Article>

-- -- --

The three standard species of functions used for prediction

  • We could try adding various random functions for our nonlinear predictor e.g.,
\begin{equation} \text{model}(x,\mathbf{w}) = w_0 + w_1\text{tanh}\left(w_2 + w_3x\right) + w_4e^{w_5x} + w_6x^{10} + \cdots \end{equation}
  • But to make computationally effecient search methods we need to be more organized than this
  • Hence in practice we typically stick to combining functions from a single species - or collection of similar behaving functions
  • We use $B$ functions from such a species, making a model function of the form
\begin{equation} \text{model}(x,\mathbf{w}) = w_0 + w_1\,f_1(x) + w_2\,f_2(x) + w_3\,f_3(x) + \cdots + w_B\,f_B(x) \end{equation}
  • By adding together such functions we can create any sort of non-linearity we want, easier to control and optimize
  • At a high level: three main types of species used in practice - kernels, neural networks, and trees
  • Inside each catalog there are many sub-species, here we introduce each species via a simple but common example from each
  • We will then circle back to discuss more complex sub-species of neural networks

1. Kernels

  • Basic example: polynomials
\begin{equation} f_1(x) = x^1, ~~ f_2(x) = x^2, ~~ f_3(x) = x^3, ~~ f_4(x) = x^4, ... \end{equation}
In [12]:
# import Draw_Bases class for visualizing various basis element types
demo = nonlib.DrawBases.Visualizer()

-- -- --

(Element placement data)
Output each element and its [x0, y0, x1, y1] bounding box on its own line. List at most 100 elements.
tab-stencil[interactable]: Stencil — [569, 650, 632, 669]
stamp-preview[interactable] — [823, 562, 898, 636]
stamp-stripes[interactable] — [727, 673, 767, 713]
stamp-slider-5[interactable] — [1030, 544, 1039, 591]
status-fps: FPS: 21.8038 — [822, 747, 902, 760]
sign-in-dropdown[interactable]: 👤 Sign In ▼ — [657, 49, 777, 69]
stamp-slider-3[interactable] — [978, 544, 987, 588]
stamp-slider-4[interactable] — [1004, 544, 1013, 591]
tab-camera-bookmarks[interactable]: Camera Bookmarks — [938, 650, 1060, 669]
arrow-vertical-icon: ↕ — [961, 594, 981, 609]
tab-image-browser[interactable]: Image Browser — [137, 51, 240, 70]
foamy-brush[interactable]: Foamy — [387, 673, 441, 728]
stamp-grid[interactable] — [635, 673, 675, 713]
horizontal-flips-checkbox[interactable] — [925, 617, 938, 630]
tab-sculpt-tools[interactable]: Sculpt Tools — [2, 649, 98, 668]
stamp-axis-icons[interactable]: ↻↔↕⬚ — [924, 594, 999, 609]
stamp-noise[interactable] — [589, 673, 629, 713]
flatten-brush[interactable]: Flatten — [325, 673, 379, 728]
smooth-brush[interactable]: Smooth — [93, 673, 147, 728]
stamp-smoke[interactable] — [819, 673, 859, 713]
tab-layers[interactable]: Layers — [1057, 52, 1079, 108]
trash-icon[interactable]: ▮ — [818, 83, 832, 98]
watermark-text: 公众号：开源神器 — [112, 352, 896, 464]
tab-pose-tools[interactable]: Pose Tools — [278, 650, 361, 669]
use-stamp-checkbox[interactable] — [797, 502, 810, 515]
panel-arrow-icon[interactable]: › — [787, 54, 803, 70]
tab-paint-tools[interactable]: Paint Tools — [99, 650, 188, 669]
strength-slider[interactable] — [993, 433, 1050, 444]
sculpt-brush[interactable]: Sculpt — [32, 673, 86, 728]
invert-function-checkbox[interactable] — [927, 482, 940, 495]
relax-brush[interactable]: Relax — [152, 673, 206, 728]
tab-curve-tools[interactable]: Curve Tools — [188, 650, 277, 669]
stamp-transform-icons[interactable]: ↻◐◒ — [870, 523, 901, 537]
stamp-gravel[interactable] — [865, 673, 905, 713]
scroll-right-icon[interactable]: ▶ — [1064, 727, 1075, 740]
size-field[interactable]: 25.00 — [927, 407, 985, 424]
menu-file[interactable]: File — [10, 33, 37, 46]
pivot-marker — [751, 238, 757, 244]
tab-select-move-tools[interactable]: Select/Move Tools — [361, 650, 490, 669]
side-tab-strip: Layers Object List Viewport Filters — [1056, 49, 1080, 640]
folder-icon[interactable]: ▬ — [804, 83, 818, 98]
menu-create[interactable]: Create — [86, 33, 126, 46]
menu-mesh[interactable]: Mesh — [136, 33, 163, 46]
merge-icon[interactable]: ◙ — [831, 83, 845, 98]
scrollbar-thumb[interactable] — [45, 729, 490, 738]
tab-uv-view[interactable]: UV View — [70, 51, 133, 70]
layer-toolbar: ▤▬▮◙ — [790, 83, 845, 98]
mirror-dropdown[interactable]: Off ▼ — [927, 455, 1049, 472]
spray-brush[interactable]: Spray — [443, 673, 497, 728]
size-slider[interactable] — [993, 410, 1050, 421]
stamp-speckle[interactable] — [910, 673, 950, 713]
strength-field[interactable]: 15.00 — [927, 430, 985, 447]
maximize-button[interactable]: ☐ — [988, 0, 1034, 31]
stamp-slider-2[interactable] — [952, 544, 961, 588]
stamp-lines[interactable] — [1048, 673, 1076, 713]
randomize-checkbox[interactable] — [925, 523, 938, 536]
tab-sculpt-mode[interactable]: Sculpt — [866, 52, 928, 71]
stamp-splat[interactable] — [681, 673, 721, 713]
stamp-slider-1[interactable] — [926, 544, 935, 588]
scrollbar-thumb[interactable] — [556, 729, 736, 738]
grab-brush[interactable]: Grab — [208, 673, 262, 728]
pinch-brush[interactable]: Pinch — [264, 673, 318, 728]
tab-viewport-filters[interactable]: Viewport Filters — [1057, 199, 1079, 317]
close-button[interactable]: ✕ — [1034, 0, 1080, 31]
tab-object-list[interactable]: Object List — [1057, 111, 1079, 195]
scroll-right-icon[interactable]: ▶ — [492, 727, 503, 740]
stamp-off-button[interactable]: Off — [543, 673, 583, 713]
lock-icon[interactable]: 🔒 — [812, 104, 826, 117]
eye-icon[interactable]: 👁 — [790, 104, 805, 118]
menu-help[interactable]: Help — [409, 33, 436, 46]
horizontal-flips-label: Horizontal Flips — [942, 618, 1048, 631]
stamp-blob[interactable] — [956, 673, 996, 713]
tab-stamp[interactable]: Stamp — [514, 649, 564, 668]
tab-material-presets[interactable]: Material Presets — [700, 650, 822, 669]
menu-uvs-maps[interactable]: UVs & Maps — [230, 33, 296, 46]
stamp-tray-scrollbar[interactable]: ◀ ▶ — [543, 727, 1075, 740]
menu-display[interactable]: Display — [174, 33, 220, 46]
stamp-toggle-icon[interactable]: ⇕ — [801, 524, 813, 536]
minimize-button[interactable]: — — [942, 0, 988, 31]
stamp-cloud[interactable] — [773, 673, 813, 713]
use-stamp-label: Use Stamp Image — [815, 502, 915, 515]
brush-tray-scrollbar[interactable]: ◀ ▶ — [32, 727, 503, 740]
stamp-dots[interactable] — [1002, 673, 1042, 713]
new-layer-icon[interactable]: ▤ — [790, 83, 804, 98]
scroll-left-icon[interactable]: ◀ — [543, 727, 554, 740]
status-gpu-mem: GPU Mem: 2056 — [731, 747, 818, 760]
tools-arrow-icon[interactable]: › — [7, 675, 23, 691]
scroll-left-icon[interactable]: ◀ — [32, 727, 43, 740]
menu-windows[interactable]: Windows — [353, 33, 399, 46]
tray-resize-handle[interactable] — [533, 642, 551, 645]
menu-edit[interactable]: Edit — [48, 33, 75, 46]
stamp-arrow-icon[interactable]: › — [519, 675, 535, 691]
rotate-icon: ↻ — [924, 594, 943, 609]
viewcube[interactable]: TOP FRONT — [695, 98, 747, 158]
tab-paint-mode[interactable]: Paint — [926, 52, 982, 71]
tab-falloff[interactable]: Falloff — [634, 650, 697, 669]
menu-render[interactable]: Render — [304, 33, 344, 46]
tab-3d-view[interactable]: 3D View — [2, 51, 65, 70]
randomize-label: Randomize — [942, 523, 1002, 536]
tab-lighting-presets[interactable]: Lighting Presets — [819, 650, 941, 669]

-- -- --

Stated task A>
Answer these questions using the text on function species for prediction:
(i) What are the three main types of species used in practice?
(ii) What basic example is given for kernels?
(iii) For which species does the text say it will later discuss more complex sub-species?
Stated task B> Translate this sentence from the text on function species for prediction into Spanish: "We will then circle back to discuss more complex sub-species of neural networks".
Stated task C> Continue the text on function species for prediction from its last line.

Exercise output A>
(i) Kernels, neural networks, and trees.
(ii) Polynomials.
(iii) Neural networks.

Exercise output B> Después volveremos a tratar subespecies más complejas de redes neuronales.

Exercise output C>
# plot the first 4 elements of the polynomial basis
demo.show_1d_poly()
In [11]:
demo = nonlib.regression_basis_single.Visualizer()
csvname =  datapath + 'noisy_sin_sample.csv'
demo.load_data(csvname)
demo.brows_single_fit(basis='poly',num_units = [v for v in range(1,15)])
Out[11]:



  • For two inputs - $x_1$ and $x_2$ - the catalog of polynomial elements looks like
\begin{equation} f_1(x_1,x_2) = x_1, ~~ f_2(x_1,x_2) = x_2^2, ~~ f(x_1,x_2) = x_1x_2^3, ~~ f(x_1,x_2) = x_1^4x_2^6,... \end{equation}
  • In general a degree $D$ element takes the form
\begin{equation} f_m(x_1,x_2) = x_1^px_2^q \end{equation}

where where $p$ and $q$ are nonnegative integers and $p + q \leq D$

In [ ]:
demo.show_2d_poly()
In [5]:
demo = nonlib.regression_basis_comparison_3d.Visualizer()
csvname =  datapath + '3d_noisy_sin_sample.csv'
demo.load_data(csvname)
demo.brows_single_fits(num_elements =  [v for v in range(1,10)] ,view = [20,110],basis = 'poly')
Out[5]:



  • Can be defined likewise for general $N$ input dimension
  • General attributes of kernel bases:
    • classic examples also include: Fourier and cosine bases, radial basis functions
    • each element has a fixed shape (no internal parameters), elements are ordered from simple to complex
    • always leads to convex cost functions for regression / classification
    • great for medium sized problems, but many varieties have serious scaling issues when $N$ and $P$ are large
    • often used with support vector machines (for historical reasons)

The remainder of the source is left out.